_WHAT TO PRODUCE_
Find all lines in the listing that include the word "Monitor", then copy them.

_RECORDS FOR THIS TASK_
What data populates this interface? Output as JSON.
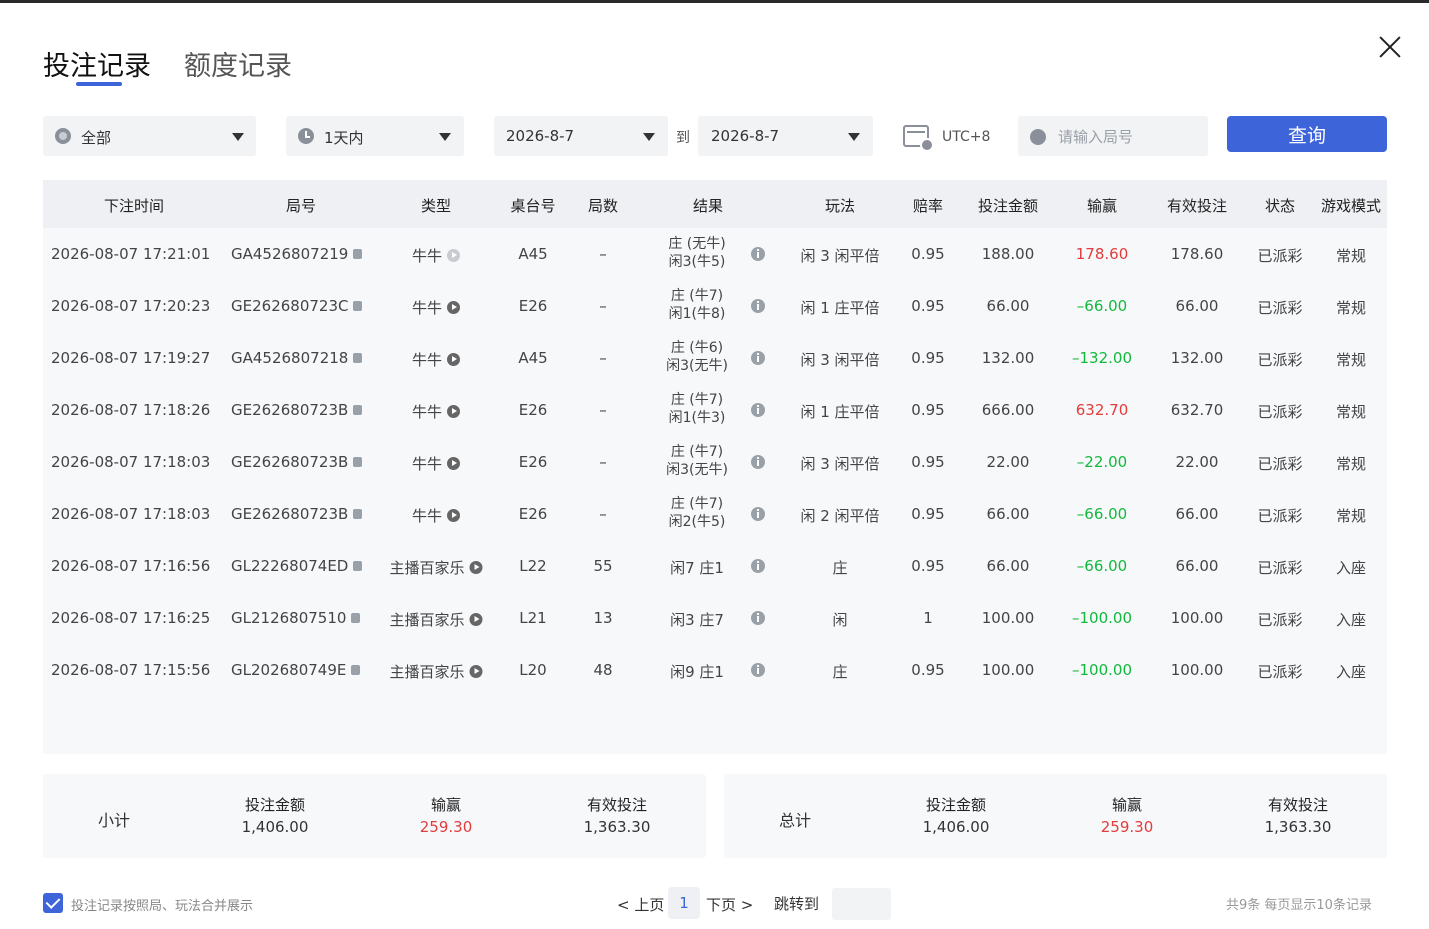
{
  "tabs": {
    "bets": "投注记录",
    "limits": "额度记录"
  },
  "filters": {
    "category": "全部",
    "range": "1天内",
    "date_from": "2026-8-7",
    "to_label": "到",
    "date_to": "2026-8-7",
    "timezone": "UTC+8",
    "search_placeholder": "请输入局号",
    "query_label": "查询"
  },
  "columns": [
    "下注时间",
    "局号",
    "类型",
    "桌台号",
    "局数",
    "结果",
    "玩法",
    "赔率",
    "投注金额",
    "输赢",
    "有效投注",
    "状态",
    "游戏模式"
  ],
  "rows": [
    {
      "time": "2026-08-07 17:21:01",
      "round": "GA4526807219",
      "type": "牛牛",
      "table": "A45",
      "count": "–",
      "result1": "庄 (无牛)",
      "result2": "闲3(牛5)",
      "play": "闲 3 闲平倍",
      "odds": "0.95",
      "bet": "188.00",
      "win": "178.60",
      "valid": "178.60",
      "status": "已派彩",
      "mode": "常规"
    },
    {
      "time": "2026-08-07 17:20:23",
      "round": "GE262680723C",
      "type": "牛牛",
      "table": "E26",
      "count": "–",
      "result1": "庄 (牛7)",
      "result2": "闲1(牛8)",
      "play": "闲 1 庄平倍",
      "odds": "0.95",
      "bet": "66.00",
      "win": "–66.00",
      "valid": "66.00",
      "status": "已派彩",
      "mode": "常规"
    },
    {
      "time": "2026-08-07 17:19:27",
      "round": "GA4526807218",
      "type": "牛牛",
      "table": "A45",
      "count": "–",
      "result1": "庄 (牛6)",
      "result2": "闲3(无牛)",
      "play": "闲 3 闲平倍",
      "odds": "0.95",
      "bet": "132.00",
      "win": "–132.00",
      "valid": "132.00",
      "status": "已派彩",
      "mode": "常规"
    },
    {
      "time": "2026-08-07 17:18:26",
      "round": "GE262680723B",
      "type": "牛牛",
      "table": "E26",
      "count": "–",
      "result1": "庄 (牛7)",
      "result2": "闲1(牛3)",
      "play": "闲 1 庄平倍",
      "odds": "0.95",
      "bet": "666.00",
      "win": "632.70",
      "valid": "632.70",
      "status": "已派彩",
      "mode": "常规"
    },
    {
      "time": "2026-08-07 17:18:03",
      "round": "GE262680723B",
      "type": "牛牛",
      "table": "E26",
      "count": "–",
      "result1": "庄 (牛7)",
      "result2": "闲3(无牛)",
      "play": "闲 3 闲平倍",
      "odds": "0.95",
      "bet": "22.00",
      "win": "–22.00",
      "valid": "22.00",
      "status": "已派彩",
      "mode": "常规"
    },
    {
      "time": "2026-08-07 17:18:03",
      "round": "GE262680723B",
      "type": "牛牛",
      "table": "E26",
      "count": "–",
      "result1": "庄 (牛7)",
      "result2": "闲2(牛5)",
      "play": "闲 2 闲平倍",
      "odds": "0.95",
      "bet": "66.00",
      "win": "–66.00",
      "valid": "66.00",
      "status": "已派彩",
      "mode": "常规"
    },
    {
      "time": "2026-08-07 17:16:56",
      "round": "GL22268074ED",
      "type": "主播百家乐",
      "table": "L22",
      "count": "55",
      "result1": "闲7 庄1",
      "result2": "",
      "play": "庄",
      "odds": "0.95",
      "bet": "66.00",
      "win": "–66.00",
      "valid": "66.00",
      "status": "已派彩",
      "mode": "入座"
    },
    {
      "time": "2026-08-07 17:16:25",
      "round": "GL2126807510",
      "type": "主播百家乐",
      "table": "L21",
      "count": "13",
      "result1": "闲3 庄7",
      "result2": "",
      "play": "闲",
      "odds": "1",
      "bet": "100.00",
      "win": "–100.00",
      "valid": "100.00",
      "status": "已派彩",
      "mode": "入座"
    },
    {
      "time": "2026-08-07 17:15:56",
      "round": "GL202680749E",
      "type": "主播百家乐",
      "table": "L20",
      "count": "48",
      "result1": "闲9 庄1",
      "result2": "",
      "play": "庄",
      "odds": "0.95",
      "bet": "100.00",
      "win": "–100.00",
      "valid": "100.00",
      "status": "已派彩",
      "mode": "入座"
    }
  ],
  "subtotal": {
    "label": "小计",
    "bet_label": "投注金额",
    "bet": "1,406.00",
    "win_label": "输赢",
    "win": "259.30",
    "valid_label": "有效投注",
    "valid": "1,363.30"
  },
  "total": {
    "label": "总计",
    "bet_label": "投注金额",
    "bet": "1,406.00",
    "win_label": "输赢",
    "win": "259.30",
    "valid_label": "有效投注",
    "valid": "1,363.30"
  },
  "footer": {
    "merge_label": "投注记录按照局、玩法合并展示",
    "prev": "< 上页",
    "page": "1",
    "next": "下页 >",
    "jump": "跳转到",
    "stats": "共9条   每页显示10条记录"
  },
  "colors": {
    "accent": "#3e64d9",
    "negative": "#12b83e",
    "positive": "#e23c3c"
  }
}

--

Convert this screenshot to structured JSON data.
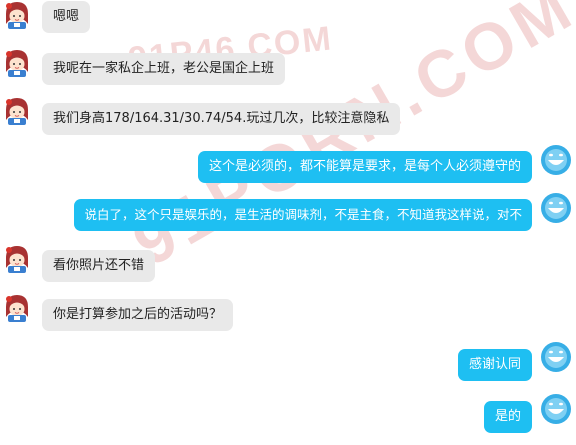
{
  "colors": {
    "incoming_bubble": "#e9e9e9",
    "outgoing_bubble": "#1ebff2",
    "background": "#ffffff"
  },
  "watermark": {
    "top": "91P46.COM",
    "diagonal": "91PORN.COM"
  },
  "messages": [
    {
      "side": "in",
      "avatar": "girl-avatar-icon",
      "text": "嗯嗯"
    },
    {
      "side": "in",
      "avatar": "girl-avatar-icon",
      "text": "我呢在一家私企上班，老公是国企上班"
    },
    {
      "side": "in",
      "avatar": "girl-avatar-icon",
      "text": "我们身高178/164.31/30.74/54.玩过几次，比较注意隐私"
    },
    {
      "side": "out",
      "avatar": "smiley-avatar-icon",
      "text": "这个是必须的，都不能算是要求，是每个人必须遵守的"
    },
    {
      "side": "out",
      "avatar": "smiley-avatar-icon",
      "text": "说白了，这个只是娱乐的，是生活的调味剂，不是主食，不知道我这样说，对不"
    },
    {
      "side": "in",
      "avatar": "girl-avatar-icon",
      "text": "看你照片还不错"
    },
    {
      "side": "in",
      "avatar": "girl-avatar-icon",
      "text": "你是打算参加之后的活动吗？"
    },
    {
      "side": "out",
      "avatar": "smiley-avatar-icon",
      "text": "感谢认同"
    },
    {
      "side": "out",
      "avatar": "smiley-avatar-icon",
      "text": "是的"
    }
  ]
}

--

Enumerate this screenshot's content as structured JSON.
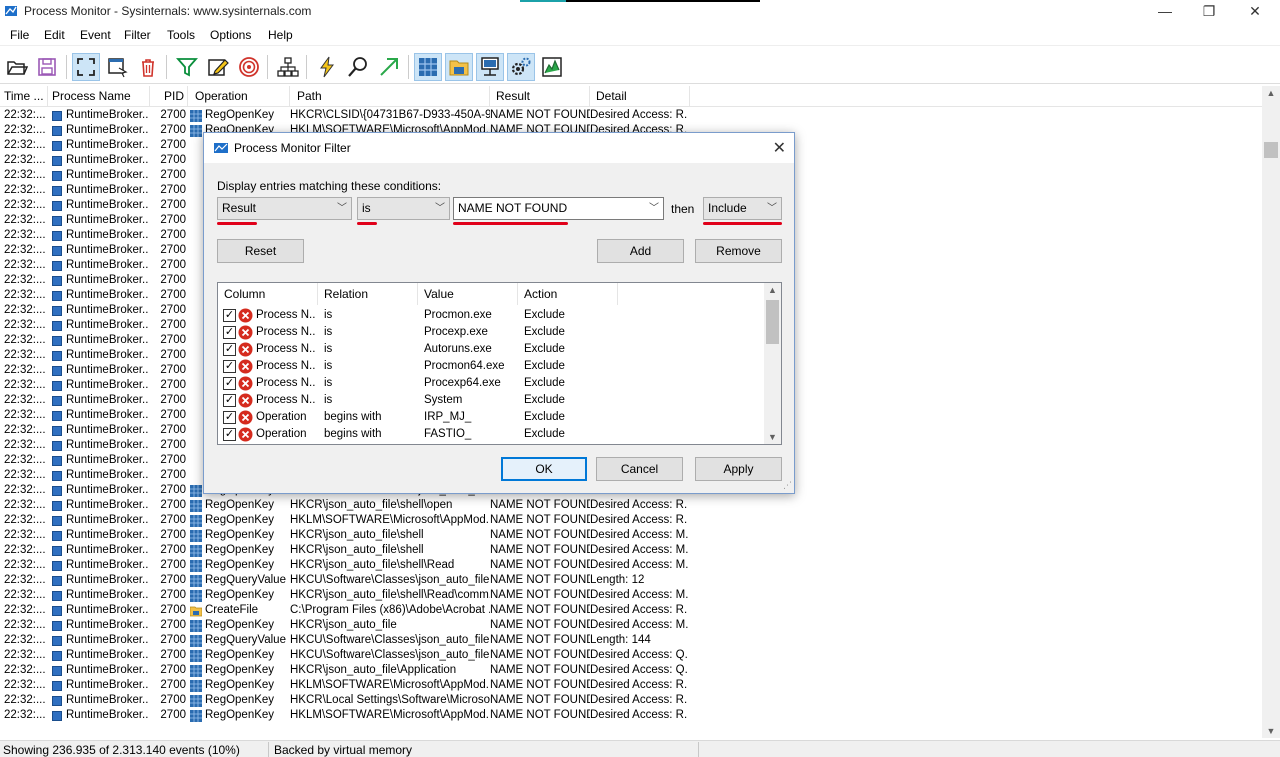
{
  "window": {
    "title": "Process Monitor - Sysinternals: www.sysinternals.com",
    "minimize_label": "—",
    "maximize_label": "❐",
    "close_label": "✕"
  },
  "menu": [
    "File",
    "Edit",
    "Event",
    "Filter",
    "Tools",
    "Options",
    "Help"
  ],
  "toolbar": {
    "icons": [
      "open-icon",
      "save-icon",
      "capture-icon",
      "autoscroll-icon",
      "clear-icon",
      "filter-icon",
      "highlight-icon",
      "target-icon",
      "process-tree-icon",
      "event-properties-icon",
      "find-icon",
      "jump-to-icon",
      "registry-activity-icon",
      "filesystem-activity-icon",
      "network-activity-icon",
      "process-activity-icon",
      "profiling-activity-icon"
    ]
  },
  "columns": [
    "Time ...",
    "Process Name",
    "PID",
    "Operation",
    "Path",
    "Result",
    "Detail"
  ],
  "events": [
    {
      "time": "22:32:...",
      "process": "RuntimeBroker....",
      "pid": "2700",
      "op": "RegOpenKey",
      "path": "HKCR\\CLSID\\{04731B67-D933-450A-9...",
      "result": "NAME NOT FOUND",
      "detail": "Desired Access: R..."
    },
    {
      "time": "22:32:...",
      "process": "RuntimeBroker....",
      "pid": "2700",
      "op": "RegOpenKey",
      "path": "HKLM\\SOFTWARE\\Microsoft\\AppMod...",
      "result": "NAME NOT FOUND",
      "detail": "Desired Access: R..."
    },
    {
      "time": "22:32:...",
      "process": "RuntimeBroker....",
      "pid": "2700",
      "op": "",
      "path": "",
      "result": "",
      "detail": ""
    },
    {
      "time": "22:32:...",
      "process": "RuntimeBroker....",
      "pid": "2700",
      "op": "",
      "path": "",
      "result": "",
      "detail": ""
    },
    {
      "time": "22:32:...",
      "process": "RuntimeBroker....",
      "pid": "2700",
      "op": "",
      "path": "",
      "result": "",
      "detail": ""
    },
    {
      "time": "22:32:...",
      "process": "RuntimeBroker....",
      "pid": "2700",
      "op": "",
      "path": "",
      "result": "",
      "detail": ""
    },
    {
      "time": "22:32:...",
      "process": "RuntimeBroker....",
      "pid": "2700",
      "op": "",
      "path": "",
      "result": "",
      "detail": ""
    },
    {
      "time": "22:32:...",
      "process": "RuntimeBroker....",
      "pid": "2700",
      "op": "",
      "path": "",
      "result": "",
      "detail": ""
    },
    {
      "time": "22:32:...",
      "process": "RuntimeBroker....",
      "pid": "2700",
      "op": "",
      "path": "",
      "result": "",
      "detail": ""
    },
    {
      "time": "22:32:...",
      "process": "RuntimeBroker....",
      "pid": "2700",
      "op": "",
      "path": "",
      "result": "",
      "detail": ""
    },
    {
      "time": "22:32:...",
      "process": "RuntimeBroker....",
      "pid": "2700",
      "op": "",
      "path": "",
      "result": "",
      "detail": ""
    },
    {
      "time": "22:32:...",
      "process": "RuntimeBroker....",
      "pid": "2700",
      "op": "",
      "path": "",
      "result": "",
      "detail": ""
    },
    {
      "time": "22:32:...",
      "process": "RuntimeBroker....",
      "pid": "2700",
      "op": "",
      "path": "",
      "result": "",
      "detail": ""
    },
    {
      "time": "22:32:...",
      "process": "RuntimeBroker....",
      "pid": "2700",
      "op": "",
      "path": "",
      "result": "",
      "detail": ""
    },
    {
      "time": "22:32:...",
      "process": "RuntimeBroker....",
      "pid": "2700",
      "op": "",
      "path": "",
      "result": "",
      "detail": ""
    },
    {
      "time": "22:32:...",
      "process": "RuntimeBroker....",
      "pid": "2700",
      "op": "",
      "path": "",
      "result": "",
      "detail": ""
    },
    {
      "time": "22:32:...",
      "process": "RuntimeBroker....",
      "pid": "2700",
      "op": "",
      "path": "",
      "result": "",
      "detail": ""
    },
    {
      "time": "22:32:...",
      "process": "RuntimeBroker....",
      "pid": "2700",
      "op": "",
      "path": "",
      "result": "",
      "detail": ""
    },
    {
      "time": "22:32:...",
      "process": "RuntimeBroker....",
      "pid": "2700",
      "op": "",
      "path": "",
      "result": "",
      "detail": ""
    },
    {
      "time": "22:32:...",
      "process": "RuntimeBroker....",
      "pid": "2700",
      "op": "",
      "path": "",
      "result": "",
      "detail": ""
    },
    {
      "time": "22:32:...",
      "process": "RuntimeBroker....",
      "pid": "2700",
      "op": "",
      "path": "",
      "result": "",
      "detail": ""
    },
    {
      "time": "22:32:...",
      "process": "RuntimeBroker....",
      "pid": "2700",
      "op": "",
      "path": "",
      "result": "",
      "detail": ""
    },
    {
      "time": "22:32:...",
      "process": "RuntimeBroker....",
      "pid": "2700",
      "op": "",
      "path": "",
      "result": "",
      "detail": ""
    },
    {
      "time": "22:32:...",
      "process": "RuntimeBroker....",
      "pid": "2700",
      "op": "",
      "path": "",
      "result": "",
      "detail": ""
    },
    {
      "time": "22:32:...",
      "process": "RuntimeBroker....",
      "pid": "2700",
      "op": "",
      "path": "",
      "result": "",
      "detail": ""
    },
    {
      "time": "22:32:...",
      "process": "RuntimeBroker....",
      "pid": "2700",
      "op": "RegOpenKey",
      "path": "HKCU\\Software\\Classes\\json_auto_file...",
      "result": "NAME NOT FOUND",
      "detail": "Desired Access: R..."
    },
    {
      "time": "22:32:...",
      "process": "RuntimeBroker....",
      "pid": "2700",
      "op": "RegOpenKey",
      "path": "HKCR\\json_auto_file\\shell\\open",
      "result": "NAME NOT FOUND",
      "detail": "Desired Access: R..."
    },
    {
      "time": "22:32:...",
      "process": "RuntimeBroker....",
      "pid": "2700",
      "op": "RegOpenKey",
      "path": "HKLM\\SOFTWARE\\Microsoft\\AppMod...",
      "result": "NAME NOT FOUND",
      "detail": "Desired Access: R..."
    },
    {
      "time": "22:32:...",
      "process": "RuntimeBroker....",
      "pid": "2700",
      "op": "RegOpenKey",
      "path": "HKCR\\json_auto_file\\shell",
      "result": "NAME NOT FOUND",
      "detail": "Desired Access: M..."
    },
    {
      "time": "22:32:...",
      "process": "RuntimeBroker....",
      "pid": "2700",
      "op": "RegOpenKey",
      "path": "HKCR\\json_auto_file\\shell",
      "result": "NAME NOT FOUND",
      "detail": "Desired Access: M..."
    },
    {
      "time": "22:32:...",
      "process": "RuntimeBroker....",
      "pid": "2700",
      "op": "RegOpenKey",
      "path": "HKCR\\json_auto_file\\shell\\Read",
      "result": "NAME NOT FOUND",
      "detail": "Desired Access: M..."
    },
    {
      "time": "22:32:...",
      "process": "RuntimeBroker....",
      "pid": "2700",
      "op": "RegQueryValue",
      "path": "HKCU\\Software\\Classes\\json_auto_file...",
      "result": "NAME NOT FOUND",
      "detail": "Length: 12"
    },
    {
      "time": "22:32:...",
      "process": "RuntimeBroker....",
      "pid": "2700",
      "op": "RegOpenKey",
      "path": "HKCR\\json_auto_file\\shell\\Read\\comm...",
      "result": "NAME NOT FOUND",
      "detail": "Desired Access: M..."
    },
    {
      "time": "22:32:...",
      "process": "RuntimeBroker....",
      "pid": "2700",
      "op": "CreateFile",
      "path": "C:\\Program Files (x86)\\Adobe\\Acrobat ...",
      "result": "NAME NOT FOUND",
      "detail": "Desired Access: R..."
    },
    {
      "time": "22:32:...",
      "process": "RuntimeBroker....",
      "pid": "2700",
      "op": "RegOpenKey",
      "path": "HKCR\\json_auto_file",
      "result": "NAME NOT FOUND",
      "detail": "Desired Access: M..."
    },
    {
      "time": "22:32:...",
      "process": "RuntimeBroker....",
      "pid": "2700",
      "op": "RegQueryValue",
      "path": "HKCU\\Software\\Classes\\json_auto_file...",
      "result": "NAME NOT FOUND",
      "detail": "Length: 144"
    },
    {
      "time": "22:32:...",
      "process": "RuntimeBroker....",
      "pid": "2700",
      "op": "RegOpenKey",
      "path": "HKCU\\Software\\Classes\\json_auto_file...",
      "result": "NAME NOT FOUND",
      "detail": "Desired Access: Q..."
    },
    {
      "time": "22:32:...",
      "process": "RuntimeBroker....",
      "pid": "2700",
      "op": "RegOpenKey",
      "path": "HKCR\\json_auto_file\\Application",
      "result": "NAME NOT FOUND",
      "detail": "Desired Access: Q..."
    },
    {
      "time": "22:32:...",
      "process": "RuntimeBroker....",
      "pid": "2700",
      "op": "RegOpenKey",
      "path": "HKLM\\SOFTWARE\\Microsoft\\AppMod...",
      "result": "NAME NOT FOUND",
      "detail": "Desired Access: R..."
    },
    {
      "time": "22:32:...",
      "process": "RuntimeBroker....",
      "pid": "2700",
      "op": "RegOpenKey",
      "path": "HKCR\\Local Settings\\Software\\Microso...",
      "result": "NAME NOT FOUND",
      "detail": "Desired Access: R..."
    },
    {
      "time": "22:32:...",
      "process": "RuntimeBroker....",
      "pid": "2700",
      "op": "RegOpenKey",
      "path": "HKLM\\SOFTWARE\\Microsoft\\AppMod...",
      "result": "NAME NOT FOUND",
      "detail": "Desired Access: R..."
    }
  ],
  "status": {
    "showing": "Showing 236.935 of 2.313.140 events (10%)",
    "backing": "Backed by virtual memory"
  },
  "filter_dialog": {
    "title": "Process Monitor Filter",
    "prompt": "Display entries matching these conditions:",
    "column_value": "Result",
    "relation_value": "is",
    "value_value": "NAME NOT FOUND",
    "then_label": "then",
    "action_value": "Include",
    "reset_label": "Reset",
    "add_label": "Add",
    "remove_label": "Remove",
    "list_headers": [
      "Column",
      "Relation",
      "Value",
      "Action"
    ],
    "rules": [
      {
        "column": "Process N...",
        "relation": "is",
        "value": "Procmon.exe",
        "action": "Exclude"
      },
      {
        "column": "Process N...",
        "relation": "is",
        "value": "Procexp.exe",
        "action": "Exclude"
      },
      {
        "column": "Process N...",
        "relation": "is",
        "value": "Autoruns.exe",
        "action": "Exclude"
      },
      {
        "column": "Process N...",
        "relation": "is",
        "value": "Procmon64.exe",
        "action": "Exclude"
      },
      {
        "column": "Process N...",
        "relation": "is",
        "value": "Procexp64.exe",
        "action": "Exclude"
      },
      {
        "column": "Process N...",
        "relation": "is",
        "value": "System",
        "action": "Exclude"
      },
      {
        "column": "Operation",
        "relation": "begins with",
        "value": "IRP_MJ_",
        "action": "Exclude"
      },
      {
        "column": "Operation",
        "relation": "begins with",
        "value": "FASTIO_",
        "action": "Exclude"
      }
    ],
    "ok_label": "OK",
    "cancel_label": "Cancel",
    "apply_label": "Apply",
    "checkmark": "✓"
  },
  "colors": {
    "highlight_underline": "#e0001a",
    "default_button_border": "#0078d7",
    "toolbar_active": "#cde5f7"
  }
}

_ANSWER FOR THIS EXERCISE_
    "title": "Process Monitor - Sysinternals: www.sysinternals.com",
    "title": "Process Monitor Filter",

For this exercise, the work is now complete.